That all changed, when I decided I need more education (to get a good balance) and I enrolled at Nashotah House (Seminary) in Delafield, WI.  I was lacking some of the professional side of studying word meanings up to that point.  Since then I have been growing on the professional side and I hope I am also not letting go of the amateur side that just loves the thrill of discovery and hates to let go of the sheer curiosity to learn and to become a knower.  This knower aspect needs to remain alongside my becoming someone who can teach what holy means.

Robert Graves once said: "In love as in sport, the amateur status must be strictly maintained".  In other words, we lose something when we are only professionals who spend time on the clock not knowing why we do what we do.  There is no passion for it and there is a sick kind of snobbery in professionalism and teaching alone that puts down the one who knows.  I want to forever remain an amateur and a professional, so that I never become an academic snob.

Before enrolling at Nashotah House, I could feel that " ... disadvantage of not having acquired some technical profession", as Henry Bessemer once said.  Now I see my professionalism growing, as I write my thesis paper.  I am becoming more than a knower, I also am becoming a teacher.  I love having both together.  I still have that sense, as Simon van der Meer, once said that: " ... to a certain extent my slightly amateur approach ..., combined with practical experience was an asset".  I don't want to ever loose that common sense approach.

Howard Hawks, a film director is quoted as once saying: "I'd rather have flawed professionals than well-meaning amateurs".  But he also is famous for telling the story of a tennis pro who lost his ability to serve well, when he wrote a book about it, so sometimes all you can say is that you like something and that is how you know.  I am convinced that good experiential knowledge and good scholarship need to work alongside one another, not against each other.  So quoting Hawks on either side of the balance is not fair to him.  He was a combination of both.

(RECORDS):
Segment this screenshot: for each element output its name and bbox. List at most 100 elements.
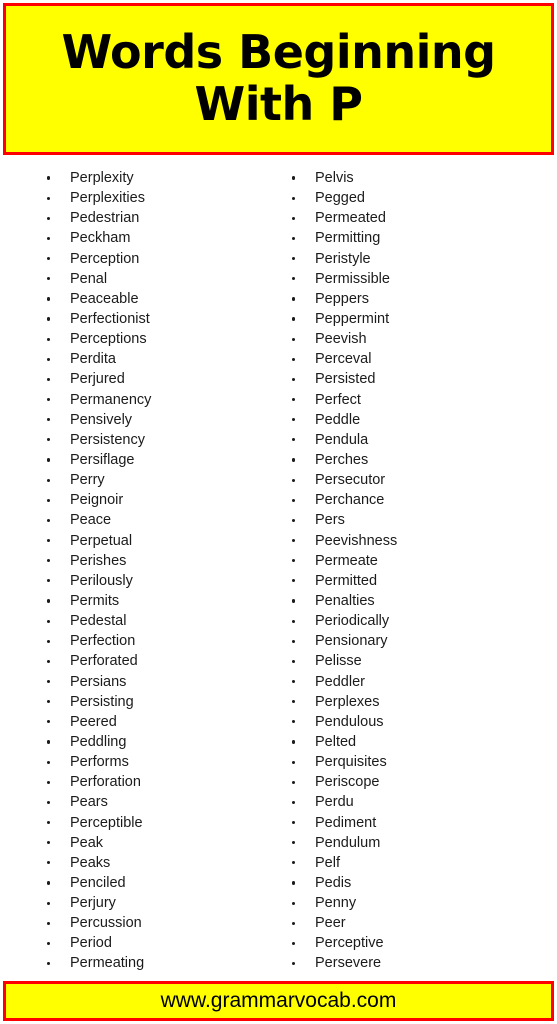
bullet-icon — [292, 337, 296, 341]
word-label: Peer — [315, 915, 346, 932]
word-list-item: Pendulous — [289, 712, 557, 732]
bullet-icon — [292, 458, 296, 462]
word-list-item: Periodically — [289, 611, 557, 631]
word-label: Pendulous — [315, 713, 384, 730]
word-label: Pelted — [315, 733, 357, 750]
word-list-item: Percussion — [44, 913, 245, 933]
word-label: Pegged — [315, 190, 365, 207]
header-banner: Words Beginning With P — [3, 3, 554, 155]
word-label: Perfect — [315, 391, 361, 408]
bullet-icon — [47, 236, 51, 241]
bullet-icon — [47, 277, 51, 281]
word-label: Perilously — [70, 572, 133, 589]
word-list-item: Peppers — [289, 289, 557, 309]
word-list-item: Permanency — [44, 390, 245, 410]
word-list-item: Perceval — [289, 349, 557, 369]
bullet-icon — [292, 317, 296, 321]
bullet-icon — [47, 539, 51, 543]
bullet-icon — [47, 901, 51, 905]
word-list-item: Penny — [289, 893, 557, 913]
bullet-icon — [292, 760, 296, 764]
word-list-item: Perjured — [44, 369, 245, 389]
word-list-item: Pendula — [289, 430, 557, 450]
word-label: Penal — [70, 270, 108, 287]
bullet-icon — [47, 196, 51, 200]
word-label: Persisted — [315, 371, 376, 388]
word-list-item: Permeate — [289, 551, 557, 571]
word-list-item: Peddler — [289, 672, 557, 692]
bullet-icon — [47, 559, 51, 563]
word-list-item: Perches — [289, 450, 557, 470]
word-list-item: Pelvis — [289, 168, 557, 188]
word-list-item: Peddle — [289, 410, 557, 430]
word-label: Peddle — [315, 411, 361, 428]
bullet-icon — [292, 418, 296, 422]
bullet-icon — [47, 881, 51, 885]
word-label: Pelvis — [315, 170, 354, 186]
word-list-item: Permits — [44, 591, 245, 611]
word-list-item: Persisted — [289, 369, 557, 389]
word-label: Perforation — [70, 774, 141, 791]
bullet-icon — [292, 478, 296, 482]
word-label: Permeate — [315, 552, 378, 569]
right-column: Pelvis Pegged Permeated Permitting Peristyle… — [245, 162, 557, 974]
word-label: Peaceable — [70, 290, 139, 307]
word-list-item: Persistency — [44, 430, 245, 450]
word-label: Peignoir — [70, 492, 124, 509]
word-label: Perceptive — [315, 935, 384, 952]
word-list-item: Pers — [289, 510, 557, 530]
bullet-icon — [47, 760, 51, 764]
word-list-item: Pedestrian — [44, 208, 245, 228]
word-list-item: Peppermint — [289, 309, 557, 329]
word-label: Perchance — [315, 492, 385, 509]
word-label: Pelisse — [315, 653, 362, 670]
word-label: Perceptible — [70, 814, 143, 831]
word-label: Persisting — [70, 693, 134, 710]
bullet-icon — [47, 619, 51, 623]
word-label: Pears — [70, 794, 108, 811]
word-label: Pers — [315, 512, 345, 529]
bullet-icon — [292, 236, 296, 241]
word-list-item: Persians — [44, 672, 245, 692]
page-title: Words Beginning With P — [61, 25, 496, 131]
bullet-icon — [292, 599, 296, 603]
word-label: Perforated — [70, 653, 138, 670]
bullet-icon — [292, 216, 296, 220]
bullet-icon — [47, 337, 51, 341]
word-label: Penciled — [70, 874, 126, 891]
word-list-item: Pelf — [289, 853, 557, 873]
bullet-icon — [292, 921, 296, 925]
word-label: Peppers — [315, 290, 370, 307]
word-list-item: Pelted — [289, 732, 557, 752]
bullet-icon — [47, 216, 51, 220]
bullet-icon — [47, 398, 51, 402]
bullet-icon — [292, 539, 296, 543]
bullet-icon — [47, 941, 51, 945]
bullet-icon — [292, 438, 296, 442]
bullet-icon — [292, 659, 296, 664]
word-list-item: Peignoir — [44, 490, 245, 510]
word-list-item: Perplexity — [44, 168, 245, 188]
word-list-item: Pears — [44, 792, 245, 812]
bullet-icon — [47, 841, 51, 845]
word-label: Peppermint — [315, 310, 390, 327]
word-list-item: Perceptions — [44, 329, 245, 349]
bullet-icon — [47, 861, 51, 865]
word-list-item: Perishes — [44, 551, 245, 571]
word-label: Perplexities — [70, 190, 145, 207]
word-label: Perjured — [70, 371, 125, 388]
word-label: Pendulum — [315, 834, 381, 851]
word-list-item: Permissible — [289, 269, 557, 289]
bullet-icon — [292, 357, 296, 361]
bullet-icon — [292, 277, 296, 281]
bullet-icon — [47, 317, 51, 321]
bullet-icon — [47, 800, 51, 805]
bullet-icon — [292, 176, 296, 180]
word-label: Peak — [70, 834, 104, 851]
word-list-item: Pedestal — [44, 611, 245, 631]
bullet-icon — [292, 800, 296, 805]
word-label: Period — [70, 935, 112, 952]
word-list-item: Perplexities — [44, 188, 245, 208]
bullet-icon — [47, 579, 51, 583]
word-list-item: Permitted — [289, 571, 557, 591]
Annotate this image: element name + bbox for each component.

(PROBLEM STATEMENT): Update the passage on amateur and professional learning from "Robert Graves once" to "an academic snob.", changing "academic snob" to "intellectual snob". Work only from the passage, not from the material.

(TASK OUTPUT):
Robert Graves once said: "In love as in sport, the amateur status must be strictly maintained".  In other words, we lose something when we are only professionals who spend time on the clock not knowing why we do what we do.  There is no passion for it and there is a sick kind of snobbery in professionalism and teaching alone that puts down the one who knows.  I want to forever remain an amateur and a professional, so that I never become an intellectual snob.